• RECORDS FOR PROCESSING:
☆ ☆ ☆
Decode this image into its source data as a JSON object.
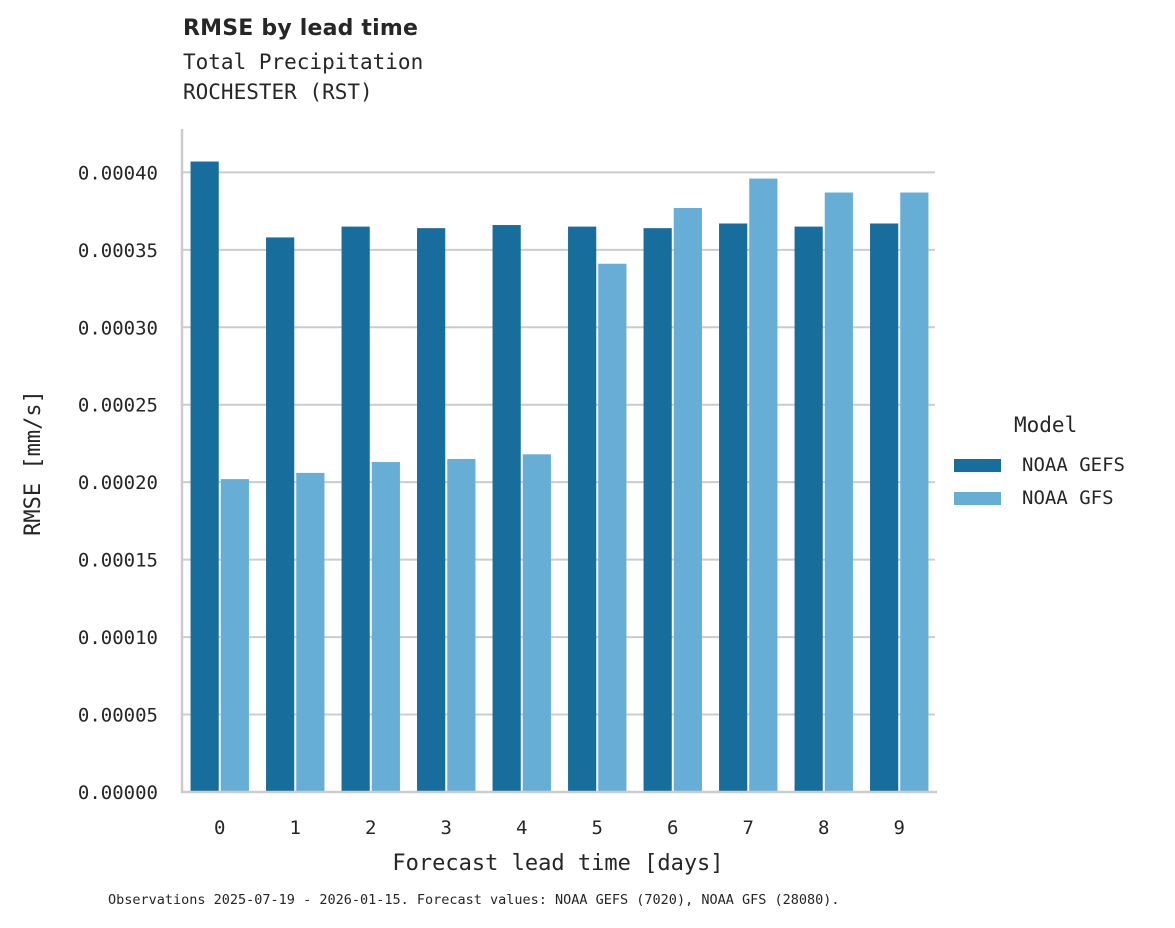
{
  "header": {
    "title": "RMSE by lead time",
    "subtitle_1": "Total Precipitation",
    "subtitle_2": "ROCHESTER (RST)"
  },
  "legend": {
    "title": "Model",
    "items": [
      {
        "label": "NOAA GEFS",
        "color": "#176d9c"
      },
      {
        "label": "NOAA GFS",
        "color": "#67aed6"
      }
    ]
  },
  "footer": {
    "note": "Observations 2025-07-19 - 2026-01-15. Forecast values: NOAA GEFS (7020), NOAA GFS (28080)."
  },
  "colors": {
    "gefs": "#176d9c",
    "gfs": "#67aed6",
    "grid": "#cccccc",
    "spine": "#cccccc"
  },
  "chart_data": {
    "type": "bar",
    "title": "RMSE by lead time",
    "subtitle": "Total Precipitation — ROCHESTER (RST)",
    "xlabel": "Forecast lead time [days]",
    "ylabel": "RMSE [mm/s]",
    "categories": [
      "0",
      "1",
      "2",
      "3",
      "4",
      "5",
      "6",
      "7",
      "8",
      "9"
    ],
    "series": [
      {
        "name": "NOAA GEFS",
        "color": "#176d9c",
        "values": [
          0.000407,
          0.000358,
          0.000365,
          0.000364,
          0.000366,
          0.000365,
          0.000364,
          0.000367,
          0.000365,
          0.000367
        ]
      },
      {
        "name": "NOAA GFS",
        "color": "#67aed6",
        "values": [
          0.000202,
          0.000206,
          0.000213,
          0.000215,
          0.000218,
          0.000341,
          0.000377,
          0.000396,
          0.000387,
          0.000387
        ]
      }
    ],
    "yticks": [
      "0.00000",
      "0.00005",
      "0.00010",
      "0.00015",
      "0.00020",
      "0.00025",
      "0.00030",
      "0.00035",
      "0.00040"
    ],
    "ylim": [
      0,
      0.000428
    ],
    "grid": "horizontal",
    "legend_position": "right",
    "legend_title": "Model",
    "footnote": "Observations 2025-07-19 - 2026-01-15. Forecast values: NOAA GEFS (7020), NOAA GFS (28080)."
  }
}
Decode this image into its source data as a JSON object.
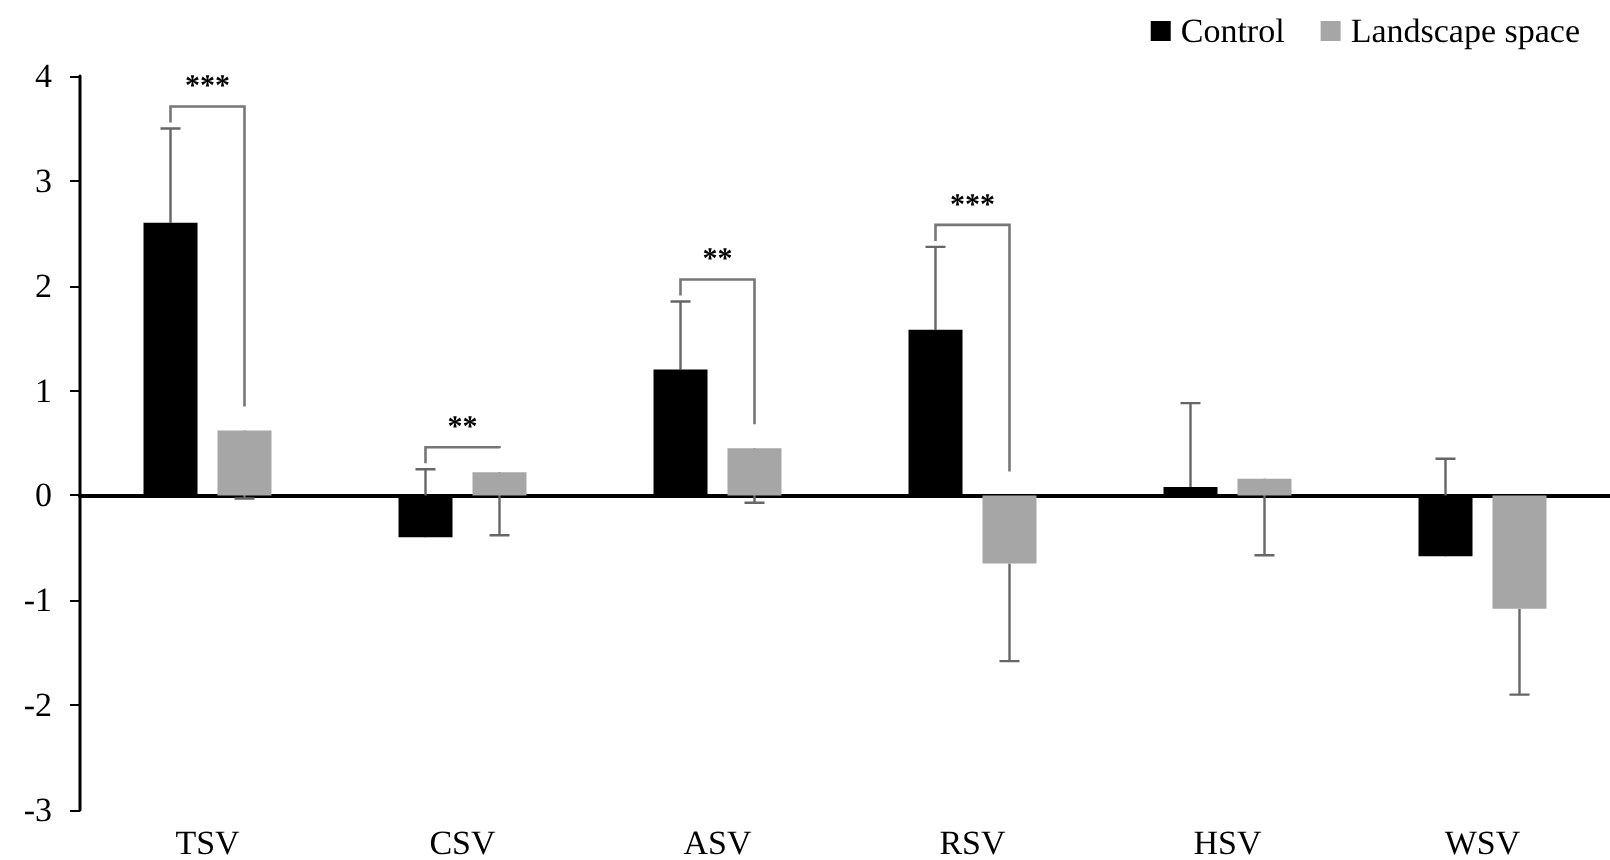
{
  "chart_data": {
    "type": "bar",
    "categories": [
      "TSV",
      "CSV",
      "ASV",
      "RSV",
      "HSV",
      "WSV"
    ],
    "series": [
      {
        "name": "Control",
        "color": "#000000",
        "values": [
          2.6,
          -0.4,
          1.2,
          1.58,
          0.08,
          -0.58
        ],
        "errors": [
          [
            2.6,
            3.5
          ],
          [
            -0.4,
            0.25
          ],
          [
            1.2,
            1.85
          ],
          [
            1.58,
            2.37
          ],
          [
            0.08,
            0.88
          ],
          [
            -0.58,
            0.35
          ]
        ]
      },
      {
        "name": "Landscape space",
        "color": "#a6a6a6",
        "values": [
          0.62,
          0.22,
          0.45,
          -0.65,
          0.16,
          -1.08
        ],
        "errors": [
          [
            -0.03,
            0.62
          ],
          [
            -0.38,
            0.22
          ],
          [
            -0.07,
            0.45
          ],
          [
            -1.58,
            -0.65
          ],
          [
            -0.57,
            0.16
          ],
          [
            -1.9,
            -1.08
          ]
        ]
      }
    ],
    "ylim": [
      -3,
      4
    ],
    "yticks": [
      -3,
      -2,
      -1,
      0,
      1,
      2,
      3,
      4
    ],
    "legend": "top right",
    "annotations": [
      "***",
      "**",
      "**",
      "***"
    ]
  }
}
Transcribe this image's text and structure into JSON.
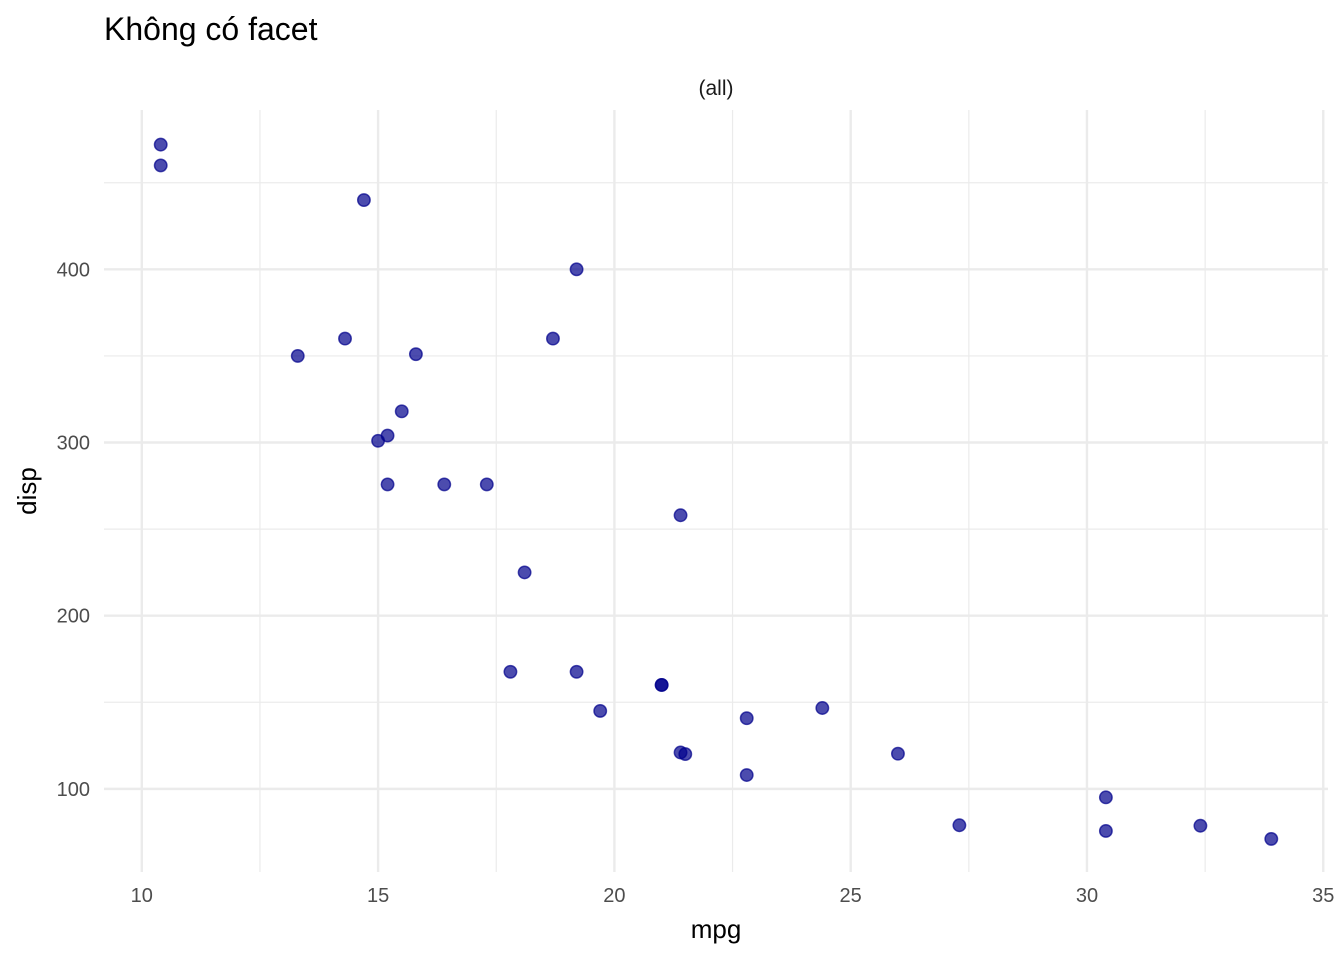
{
  "chart_data": {
    "type": "scatter",
    "title": "Không có facet",
    "facet_label": "(all)",
    "xlabel": "mpg",
    "ylabel": "disp",
    "xlim": [
      9.2,
      35.1
    ],
    "ylim": [
      52,
      492
    ],
    "x_ticks": [
      10,
      15,
      20,
      25,
      30,
      35
    ],
    "y_ticks": [
      100,
      200,
      300,
      400
    ],
    "grid": true,
    "point_color": "#00008b",
    "point_opacity": 0.7,
    "points": [
      {
        "x": 21.0,
        "y": 160
      },
      {
        "x": 21.0,
        "y": 160
      },
      {
        "x": 22.8,
        "y": 108
      },
      {
        "x": 21.4,
        "y": 258
      },
      {
        "x": 18.7,
        "y": 360
      },
      {
        "x": 18.1,
        "y": 225
      },
      {
        "x": 14.3,
        "y": 360
      },
      {
        "x": 24.4,
        "y": 146.7
      },
      {
        "x": 22.8,
        "y": 140.8
      },
      {
        "x": 19.2,
        "y": 167.6
      },
      {
        "x": 17.8,
        "y": 167.6
      },
      {
        "x": 16.4,
        "y": 275.8
      },
      {
        "x": 17.3,
        "y": 275.8
      },
      {
        "x": 15.2,
        "y": 275.8
      },
      {
        "x": 10.4,
        "y": 472
      },
      {
        "x": 10.4,
        "y": 460
      },
      {
        "x": 14.7,
        "y": 440
      },
      {
        "x": 32.4,
        "y": 78.7
      },
      {
        "x": 30.4,
        "y": 75.7
      },
      {
        "x": 33.9,
        "y": 71.1
      },
      {
        "x": 21.5,
        "y": 120.1
      },
      {
        "x": 15.5,
        "y": 318
      },
      {
        "x": 15.2,
        "y": 304
      },
      {
        "x": 13.3,
        "y": 350
      },
      {
        "x": 19.2,
        "y": 400
      },
      {
        "x": 27.3,
        "y": 79
      },
      {
        "x": 26.0,
        "y": 120.3
      },
      {
        "x": 30.4,
        "y": 95.1
      },
      {
        "x": 15.8,
        "y": 351
      },
      {
        "x": 19.7,
        "y": 145
      },
      {
        "x": 15.0,
        "y": 301
      },
      {
        "x": 21.4,
        "y": 121
      }
    ]
  }
}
☆ ☆ ☆
• TASK TO COMPLETE: Transcribe the listing in full and omit the pictures.

• TASK RESPONSE:
Decode this image into its source data as a JSON object.
{
  "header": {
    "title": "RMSE by lead time",
    "subtitle_1": "Total Precipitation",
    "subtitle_2": "ROCHESTER (RST)"
  },
  "legend": {
    "title": "Model",
    "items": [
      {
        "label": "NOAA GEFS",
        "color": "#176d9c"
      },
      {
        "label": "NOAA GFS",
        "color": "#67aed6"
      }
    ]
  },
  "footer": {
    "note": "Observations 2025-07-19 - 2026-01-15. Forecast values: NOAA GEFS (7020), NOAA GFS (28080)."
  },
  "colors": {
    "gefs": "#176d9c",
    "gfs": "#67aed6",
    "grid": "#cccccc",
    "spine": "#cccccc"
  },
  "chart_data": {
    "type": "bar",
    "title": "RMSE by lead time",
    "subtitle": "Total Precipitation — ROCHESTER (RST)",
    "xlabel": "Forecast lead time [days]",
    "ylabel": "RMSE [mm/s]",
    "categories": [
      "0",
      "1",
      "2",
      "3",
      "4",
      "5",
      "6",
      "7",
      "8",
      "9"
    ],
    "series": [
      {
        "name": "NOAA GEFS",
        "color": "#176d9c",
        "values": [
          0.000407,
          0.000358,
          0.000365,
          0.000364,
          0.000366,
          0.000365,
          0.000364,
          0.000367,
          0.000365,
          0.000367
        ]
      },
      {
        "name": "NOAA GFS",
        "color": "#67aed6",
        "values": [
          0.000202,
          0.000206,
          0.000213,
          0.000215,
          0.000218,
          0.000341,
          0.000377,
          0.000396,
          0.000387,
          0.000387
        ]
      }
    ],
    "yticks": [
      "0.00000",
      "0.00005",
      "0.00010",
      "0.00015",
      "0.00020",
      "0.00025",
      "0.00030",
      "0.00035",
      "0.00040"
    ],
    "ylim": [
      0,
      0.000428
    ],
    "grid": "horizontal",
    "legend_position": "right",
    "legend_title": "Model",
    "footnote": "Observations 2025-07-19 - 2026-01-15. Forecast values: NOAA GEFS (7020), NOAA GFS (28080)."
  }
}
Decode this image into its source data as a JSON object.
{
  "chart_data": {
    "type": "bar",
    "categories": [
      "TSV",
      "CSV",
      "ASV",
      "RSV",
      "HSV",
      "WSV"
    ],
    "series": [
      {
        "name": "Control",
        "color": "#000000",
        "values": [
          2.6,
          -0.4,
          1.2,
          1.58,
          0.08,
          -0.58
        ],
        "errors": [
          [
            2.6,
            3.5
          ],
          [
            -0.4,
            0.25
          ],
          [
            1.2,
            1.85
          ],
          [
            1.58,
            2.37
          ],
          [
            0.08,
            0.88
          ],
          [
            -0.58,
            0.35
          ]
        ]
      },
      {
        "name": "Landscape space",
        "color": "#a6a6a6",
        "values": [
          0.62,
          0.22,
          0.45,
          -0.65,
          0.16,
          -1.08
        ],
        "errors": [
          [
            -0.03,
            0.62
          ],
          [
            -0.38,
            0.22
          ],
          [
            -0.07,
            0.45
          ],
          [
            -1.58,
            -0.65
          ],
          [
            -0.57,
            0.16
          ],
          [
            -1.9,
            -1.08
          ]
        ]
      }
    ],
    "ylim": [
      -3,
      4
    ],
    "yticks": [
      -3,
      -2,
      -1,
      0,
      1,
      2,
      3,
      4
    ],
    "legend": "top right",
    "annotations": [
      "***",
      "**",
      "**",
      "***"
    ]
  }
}
Transcribe this image's text and structure into JSON.
{
  "chart_data": {
    "type": "scatter",
    "title": "Không có facet",
    "facet_label": "(all)",
    "xlabel": "mpg",
    "ylabel": "disp",
    "xlim": [
      9.2,
      35.1
    ],
    "ylim": [
      52,
      492
    ],
    "x_ticks": [
      10,
      15,
      20,
      25,
      30,
      35
    ],
    "y_ticks": [
      100,
      200,
      300,
      400
    ],
    "grid": true,
    "point_color": "#00008b",
    "point_opacity": 0.7,
    "points": [
      {
        "x": 21.0,
        "y": 160
      },
      {
        "x": 21.0,
        "y": 160
      },
      {
        "x": 22.8,
        "y": 108
      },
      {
        "x": 21.4,
        "y": 258
      },
      {
        "x": 18.7,
        "y": 360
      },
      {
        "x": 18.1,
        "y": 225
      },
      {
        "x": 14.3,
        "y": 360
      },
      {
        "x": 24.4,
        "y": 146.7
      },
      {
        "x": 22.8,
        "y": 140.8
      },
      {
        "x": 19.2,
        "y": 167.6
      },
      {
        "x": 17.8,
        "y": 167.6
      },
      {
        "x": 16.4,
        "y": 275.8
      },
      {
        "x": 17.3,
        "y": 275.8
      },
      {
        "x": 15.2,
        "y": 275.8
      },
      {
        "x": 10.4,
        "y": 472
      },
      {
        "x": 10.4,
        "y": 460
      },
      {
        "x": 14.7,
        "y": 440
      },
      {
        "x": 32.4,
        "y": 78.7
      },
      {
        "x": 30.4,
        "y": 75.7
      },
      {
        "x": 33.9,
        "y": 71.1
      },
      {
        "x": 21.5,
        "y": 120.1
      },
      {
        "x": 15.5,
        "y": 318
      },
      {
        "x": 15.2,
        "y": 304
      },
      {
        "x": 13.3,
        "y": 350
      },
      {
        "x": 19.2,
        "y": 400
      },
      {
        "x": 27.3,
        "y": 79
      },
      {
        "x": 26.0,
        "y": 120.3
      },
      {
        "x": 30.4,
        "y": 95.1
      },
      {
        "x": 15.8,
        "y": 351
      },
      {
        "x": 19.7,
        "y": 145
      },
      {
        "x": 15.0,
        "y": 301
      },
      {
        "x": 21.4,
        "y": 121
      }
    ]
  }
}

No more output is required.